WHAT IS BEING ASKED |
Extract all lines that hold "into" from the records below.

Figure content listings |
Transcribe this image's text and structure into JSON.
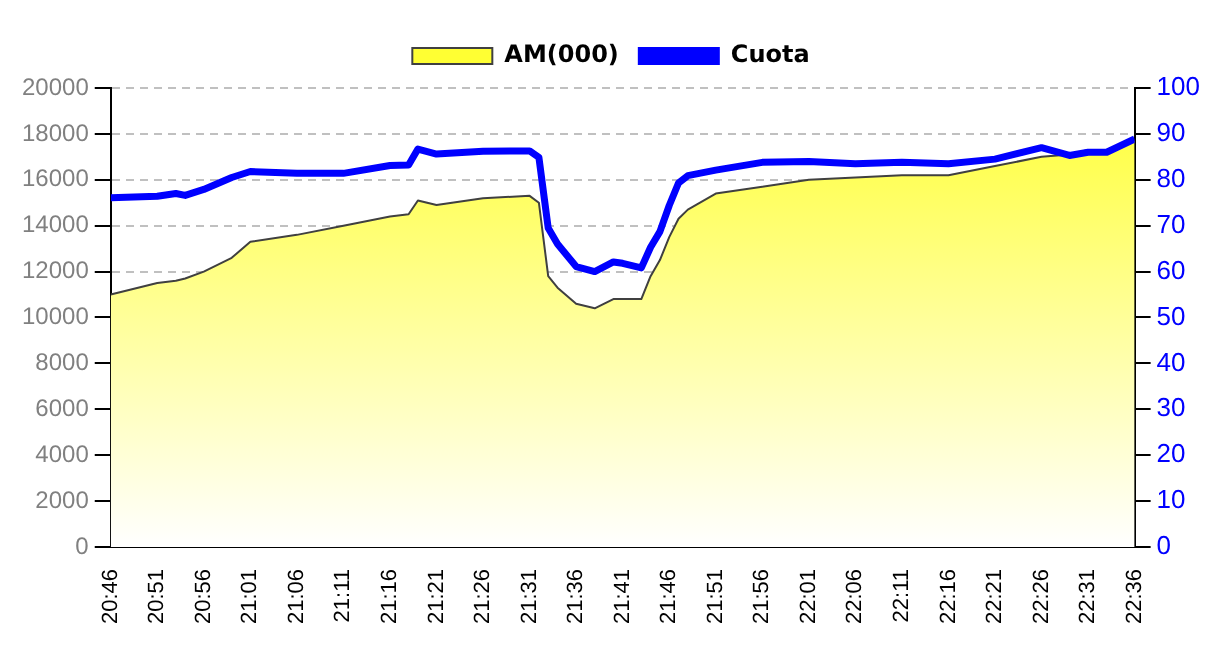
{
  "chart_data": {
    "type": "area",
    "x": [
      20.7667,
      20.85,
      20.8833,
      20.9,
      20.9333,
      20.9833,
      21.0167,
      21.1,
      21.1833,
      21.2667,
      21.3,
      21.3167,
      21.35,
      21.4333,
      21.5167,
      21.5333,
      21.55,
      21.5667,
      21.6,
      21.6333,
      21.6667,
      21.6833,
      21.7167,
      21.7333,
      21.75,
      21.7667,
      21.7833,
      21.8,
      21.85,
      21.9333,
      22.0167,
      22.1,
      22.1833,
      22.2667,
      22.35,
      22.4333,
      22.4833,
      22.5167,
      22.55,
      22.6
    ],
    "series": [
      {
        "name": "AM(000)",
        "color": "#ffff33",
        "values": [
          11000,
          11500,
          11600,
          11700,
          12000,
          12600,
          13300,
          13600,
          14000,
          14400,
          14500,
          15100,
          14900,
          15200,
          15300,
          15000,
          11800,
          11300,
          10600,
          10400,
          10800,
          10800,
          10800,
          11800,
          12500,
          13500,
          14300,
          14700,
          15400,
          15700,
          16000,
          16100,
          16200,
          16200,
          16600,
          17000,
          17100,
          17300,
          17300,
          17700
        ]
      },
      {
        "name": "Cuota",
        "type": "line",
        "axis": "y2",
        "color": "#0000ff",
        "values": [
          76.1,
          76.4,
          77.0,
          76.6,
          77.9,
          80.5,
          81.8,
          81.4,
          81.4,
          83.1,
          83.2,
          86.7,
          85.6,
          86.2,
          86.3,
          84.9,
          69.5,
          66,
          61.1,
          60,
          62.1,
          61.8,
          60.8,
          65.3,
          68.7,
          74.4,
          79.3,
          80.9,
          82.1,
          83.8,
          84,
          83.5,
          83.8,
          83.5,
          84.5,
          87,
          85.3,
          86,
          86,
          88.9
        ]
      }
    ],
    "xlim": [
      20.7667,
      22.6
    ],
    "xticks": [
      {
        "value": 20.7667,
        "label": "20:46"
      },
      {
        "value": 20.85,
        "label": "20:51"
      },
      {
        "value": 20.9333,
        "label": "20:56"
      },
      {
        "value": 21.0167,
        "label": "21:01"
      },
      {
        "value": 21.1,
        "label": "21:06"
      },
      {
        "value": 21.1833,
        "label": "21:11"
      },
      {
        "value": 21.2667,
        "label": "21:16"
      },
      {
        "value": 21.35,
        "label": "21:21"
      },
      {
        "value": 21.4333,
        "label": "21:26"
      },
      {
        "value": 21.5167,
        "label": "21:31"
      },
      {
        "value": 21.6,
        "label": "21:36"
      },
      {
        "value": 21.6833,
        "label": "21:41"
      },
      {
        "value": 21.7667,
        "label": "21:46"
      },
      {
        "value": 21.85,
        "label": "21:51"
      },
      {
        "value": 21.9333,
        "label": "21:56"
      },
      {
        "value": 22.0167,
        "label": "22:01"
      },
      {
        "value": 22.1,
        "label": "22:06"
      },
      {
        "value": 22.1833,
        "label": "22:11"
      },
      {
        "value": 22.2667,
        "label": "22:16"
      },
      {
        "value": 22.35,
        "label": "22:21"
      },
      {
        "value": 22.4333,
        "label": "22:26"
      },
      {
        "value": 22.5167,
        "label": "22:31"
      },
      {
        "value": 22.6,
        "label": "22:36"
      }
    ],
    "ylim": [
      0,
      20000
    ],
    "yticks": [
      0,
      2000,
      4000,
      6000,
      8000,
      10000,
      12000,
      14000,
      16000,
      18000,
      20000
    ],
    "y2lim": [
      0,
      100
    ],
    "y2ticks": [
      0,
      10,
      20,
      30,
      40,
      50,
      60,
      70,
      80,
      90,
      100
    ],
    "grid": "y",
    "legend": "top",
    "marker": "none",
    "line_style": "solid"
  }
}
---
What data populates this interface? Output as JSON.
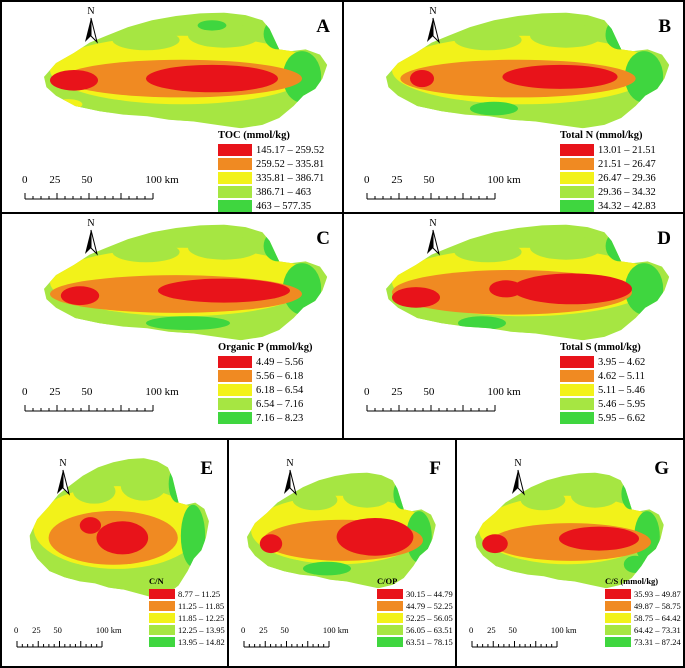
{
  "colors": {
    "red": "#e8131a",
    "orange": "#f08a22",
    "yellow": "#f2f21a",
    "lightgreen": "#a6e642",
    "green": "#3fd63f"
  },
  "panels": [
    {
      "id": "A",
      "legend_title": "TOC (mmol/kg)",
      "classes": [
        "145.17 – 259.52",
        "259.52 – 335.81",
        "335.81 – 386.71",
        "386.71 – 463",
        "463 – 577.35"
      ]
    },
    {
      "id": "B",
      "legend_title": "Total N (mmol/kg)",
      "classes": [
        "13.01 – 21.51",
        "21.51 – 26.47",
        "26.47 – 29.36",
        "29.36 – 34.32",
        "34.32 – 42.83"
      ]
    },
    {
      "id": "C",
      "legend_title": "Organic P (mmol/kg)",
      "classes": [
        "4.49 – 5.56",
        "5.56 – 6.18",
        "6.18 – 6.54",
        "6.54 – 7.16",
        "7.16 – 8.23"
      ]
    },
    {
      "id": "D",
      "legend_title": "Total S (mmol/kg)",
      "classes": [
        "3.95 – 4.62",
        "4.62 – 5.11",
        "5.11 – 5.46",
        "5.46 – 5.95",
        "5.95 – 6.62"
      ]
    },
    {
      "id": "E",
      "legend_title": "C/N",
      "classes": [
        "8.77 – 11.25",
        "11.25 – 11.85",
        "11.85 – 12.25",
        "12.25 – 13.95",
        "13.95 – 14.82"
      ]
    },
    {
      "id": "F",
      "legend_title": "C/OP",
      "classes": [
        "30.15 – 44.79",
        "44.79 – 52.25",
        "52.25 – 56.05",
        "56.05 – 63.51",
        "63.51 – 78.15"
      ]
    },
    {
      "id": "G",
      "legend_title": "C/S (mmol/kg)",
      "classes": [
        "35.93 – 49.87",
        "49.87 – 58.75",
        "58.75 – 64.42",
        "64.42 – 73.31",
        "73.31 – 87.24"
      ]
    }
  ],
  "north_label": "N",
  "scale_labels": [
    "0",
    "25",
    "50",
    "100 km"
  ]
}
---
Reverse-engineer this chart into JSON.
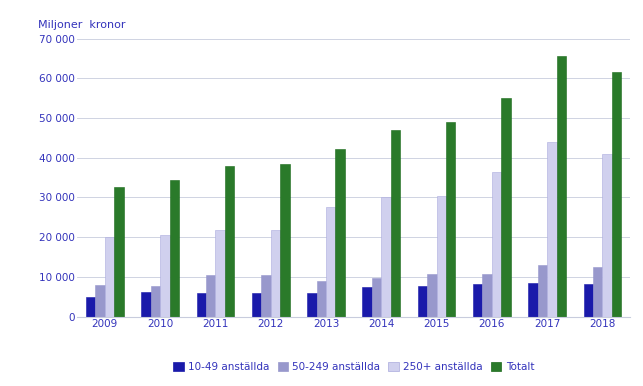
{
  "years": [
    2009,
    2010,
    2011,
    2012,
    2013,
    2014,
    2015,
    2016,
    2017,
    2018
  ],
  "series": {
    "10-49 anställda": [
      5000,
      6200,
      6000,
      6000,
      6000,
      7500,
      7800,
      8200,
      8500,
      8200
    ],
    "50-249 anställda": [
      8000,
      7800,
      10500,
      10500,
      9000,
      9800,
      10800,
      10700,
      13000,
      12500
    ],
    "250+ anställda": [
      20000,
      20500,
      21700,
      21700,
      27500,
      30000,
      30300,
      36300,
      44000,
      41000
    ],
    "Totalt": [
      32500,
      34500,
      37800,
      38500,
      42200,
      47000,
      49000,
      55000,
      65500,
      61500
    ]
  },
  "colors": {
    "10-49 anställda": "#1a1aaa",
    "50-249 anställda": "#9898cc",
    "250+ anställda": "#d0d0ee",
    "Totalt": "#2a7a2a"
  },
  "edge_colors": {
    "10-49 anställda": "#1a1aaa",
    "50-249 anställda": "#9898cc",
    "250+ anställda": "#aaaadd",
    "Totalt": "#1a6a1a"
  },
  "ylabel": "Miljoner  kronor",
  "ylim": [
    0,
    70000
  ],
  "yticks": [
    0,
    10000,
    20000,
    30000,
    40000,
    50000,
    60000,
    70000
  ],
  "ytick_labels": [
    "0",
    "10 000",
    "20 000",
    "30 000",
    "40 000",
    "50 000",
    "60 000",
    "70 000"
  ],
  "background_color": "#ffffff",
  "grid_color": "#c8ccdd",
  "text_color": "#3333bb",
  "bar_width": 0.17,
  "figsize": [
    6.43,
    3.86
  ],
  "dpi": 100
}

TASK RESULT |
Transcribe this image's text and structure into JSON.
Reverse-engineer this chart into JSON.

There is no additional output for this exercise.